§ Short problem: Scan the material below for the string "name", and copy every line where it shows up.

#### Records for this task

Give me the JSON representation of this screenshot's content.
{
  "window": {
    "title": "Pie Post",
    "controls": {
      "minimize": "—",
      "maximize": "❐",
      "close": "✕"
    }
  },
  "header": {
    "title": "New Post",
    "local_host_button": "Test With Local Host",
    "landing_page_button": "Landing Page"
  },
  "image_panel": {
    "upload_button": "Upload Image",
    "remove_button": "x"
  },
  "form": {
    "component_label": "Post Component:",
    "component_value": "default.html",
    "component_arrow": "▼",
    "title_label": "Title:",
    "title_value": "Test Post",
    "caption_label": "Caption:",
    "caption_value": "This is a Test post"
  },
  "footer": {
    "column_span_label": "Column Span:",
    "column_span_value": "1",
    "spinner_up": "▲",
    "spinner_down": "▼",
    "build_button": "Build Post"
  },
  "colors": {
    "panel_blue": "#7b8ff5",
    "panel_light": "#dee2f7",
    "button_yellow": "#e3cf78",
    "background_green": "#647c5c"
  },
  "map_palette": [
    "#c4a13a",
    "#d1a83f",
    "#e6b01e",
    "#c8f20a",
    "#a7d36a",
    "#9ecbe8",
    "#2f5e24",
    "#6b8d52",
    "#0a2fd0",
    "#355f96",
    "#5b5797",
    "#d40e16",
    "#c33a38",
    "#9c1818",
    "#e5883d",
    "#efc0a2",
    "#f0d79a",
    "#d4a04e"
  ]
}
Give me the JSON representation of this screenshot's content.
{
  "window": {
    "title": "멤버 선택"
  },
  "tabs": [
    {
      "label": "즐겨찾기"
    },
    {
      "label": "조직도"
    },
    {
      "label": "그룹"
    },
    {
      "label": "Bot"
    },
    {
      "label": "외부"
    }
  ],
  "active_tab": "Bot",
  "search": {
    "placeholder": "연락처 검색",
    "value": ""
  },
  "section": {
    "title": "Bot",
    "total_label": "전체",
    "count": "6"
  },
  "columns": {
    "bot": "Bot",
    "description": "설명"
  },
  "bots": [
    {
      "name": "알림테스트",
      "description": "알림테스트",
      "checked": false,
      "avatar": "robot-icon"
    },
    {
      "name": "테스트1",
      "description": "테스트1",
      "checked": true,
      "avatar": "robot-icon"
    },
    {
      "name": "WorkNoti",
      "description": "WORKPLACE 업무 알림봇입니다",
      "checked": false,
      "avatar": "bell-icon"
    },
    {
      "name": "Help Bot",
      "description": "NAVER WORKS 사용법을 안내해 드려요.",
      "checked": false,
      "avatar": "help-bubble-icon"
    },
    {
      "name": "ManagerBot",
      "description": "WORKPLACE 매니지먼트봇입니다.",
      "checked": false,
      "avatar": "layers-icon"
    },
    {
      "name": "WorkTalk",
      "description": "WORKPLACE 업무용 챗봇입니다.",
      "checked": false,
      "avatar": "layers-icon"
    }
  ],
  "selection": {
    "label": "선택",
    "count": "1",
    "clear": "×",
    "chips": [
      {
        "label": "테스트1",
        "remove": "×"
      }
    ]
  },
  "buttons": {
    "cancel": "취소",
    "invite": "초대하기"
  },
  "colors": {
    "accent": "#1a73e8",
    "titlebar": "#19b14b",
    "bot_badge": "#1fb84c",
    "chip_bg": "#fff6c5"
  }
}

########

§ Exercise result:
      "name": "알림테스트",
      "name": "테스트1",
      "name": "WorkNoti",
      "name": "Help Bot",
      "name": "ManagerBot",
      "name": "WorkTalk",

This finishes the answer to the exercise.